(Annotated element entries)
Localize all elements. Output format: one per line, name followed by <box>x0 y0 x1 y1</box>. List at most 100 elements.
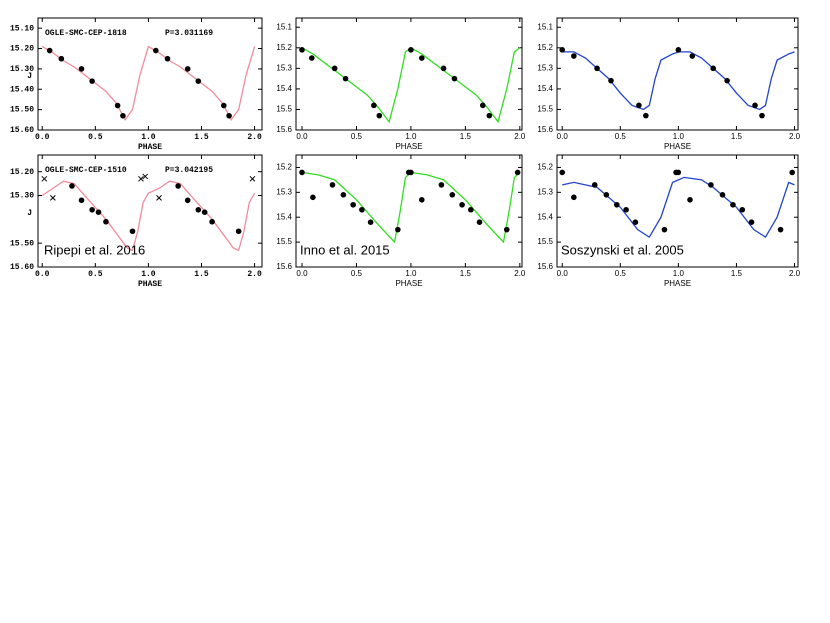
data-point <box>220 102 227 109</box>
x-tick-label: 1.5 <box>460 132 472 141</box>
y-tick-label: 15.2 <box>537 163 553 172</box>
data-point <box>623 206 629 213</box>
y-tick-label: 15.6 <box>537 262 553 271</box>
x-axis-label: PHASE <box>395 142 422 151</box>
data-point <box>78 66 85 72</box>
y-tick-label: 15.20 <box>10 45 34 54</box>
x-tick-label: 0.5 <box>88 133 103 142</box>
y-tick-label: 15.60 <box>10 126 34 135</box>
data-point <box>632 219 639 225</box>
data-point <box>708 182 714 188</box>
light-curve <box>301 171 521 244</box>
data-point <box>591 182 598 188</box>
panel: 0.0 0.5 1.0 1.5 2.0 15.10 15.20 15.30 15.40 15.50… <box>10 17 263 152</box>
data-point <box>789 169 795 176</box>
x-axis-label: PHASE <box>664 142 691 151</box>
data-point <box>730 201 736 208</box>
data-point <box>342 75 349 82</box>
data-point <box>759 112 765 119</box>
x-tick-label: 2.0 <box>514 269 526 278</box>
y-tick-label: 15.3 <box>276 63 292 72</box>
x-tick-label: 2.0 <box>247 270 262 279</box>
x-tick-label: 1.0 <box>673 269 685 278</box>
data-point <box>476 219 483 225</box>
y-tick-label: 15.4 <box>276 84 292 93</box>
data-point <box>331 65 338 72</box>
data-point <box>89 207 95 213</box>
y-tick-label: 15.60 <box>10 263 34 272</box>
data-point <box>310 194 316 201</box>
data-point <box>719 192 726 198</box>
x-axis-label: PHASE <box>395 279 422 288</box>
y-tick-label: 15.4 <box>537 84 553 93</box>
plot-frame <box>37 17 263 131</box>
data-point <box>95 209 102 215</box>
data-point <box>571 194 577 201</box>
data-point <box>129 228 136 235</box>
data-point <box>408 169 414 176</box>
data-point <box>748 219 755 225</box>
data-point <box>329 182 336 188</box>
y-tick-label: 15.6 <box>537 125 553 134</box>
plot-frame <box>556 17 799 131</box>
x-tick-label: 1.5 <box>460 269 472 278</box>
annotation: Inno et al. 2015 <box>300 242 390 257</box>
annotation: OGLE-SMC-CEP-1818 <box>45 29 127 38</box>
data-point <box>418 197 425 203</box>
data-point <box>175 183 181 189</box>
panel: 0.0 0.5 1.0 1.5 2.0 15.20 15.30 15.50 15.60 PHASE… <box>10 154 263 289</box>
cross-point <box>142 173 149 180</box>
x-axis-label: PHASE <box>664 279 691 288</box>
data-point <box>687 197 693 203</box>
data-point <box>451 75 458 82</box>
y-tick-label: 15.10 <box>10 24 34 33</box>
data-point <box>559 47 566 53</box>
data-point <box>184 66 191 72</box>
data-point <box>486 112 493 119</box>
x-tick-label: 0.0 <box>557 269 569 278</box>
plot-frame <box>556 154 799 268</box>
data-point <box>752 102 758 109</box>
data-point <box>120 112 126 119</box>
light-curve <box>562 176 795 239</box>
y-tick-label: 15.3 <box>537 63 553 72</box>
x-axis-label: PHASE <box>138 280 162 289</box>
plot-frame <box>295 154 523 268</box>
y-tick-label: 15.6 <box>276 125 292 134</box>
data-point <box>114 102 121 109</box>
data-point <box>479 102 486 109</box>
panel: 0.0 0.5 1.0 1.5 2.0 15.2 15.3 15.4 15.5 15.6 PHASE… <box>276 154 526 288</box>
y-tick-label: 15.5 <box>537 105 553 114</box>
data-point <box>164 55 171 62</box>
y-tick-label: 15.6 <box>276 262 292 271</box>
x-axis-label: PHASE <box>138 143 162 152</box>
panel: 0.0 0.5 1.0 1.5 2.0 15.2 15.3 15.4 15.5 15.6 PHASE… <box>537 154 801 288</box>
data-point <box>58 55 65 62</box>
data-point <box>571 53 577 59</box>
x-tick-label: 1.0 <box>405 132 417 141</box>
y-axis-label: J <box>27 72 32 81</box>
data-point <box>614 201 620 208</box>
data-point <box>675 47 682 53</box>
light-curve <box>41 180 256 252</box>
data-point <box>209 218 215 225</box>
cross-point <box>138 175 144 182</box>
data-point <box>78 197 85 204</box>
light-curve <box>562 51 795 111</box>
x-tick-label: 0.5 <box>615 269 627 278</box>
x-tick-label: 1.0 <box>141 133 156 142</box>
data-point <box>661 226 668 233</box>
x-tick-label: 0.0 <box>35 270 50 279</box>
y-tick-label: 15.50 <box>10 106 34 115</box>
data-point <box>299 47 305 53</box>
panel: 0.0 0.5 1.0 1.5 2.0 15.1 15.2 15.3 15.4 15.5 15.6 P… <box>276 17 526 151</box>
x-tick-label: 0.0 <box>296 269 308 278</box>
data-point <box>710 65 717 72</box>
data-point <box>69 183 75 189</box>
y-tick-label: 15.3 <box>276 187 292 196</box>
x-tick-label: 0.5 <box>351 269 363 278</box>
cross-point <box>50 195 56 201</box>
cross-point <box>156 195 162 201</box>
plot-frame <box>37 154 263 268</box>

## What is needed:
How many lines of the listing above contain the string "annotation"? Reply with the number alone.

## Finished answer:
2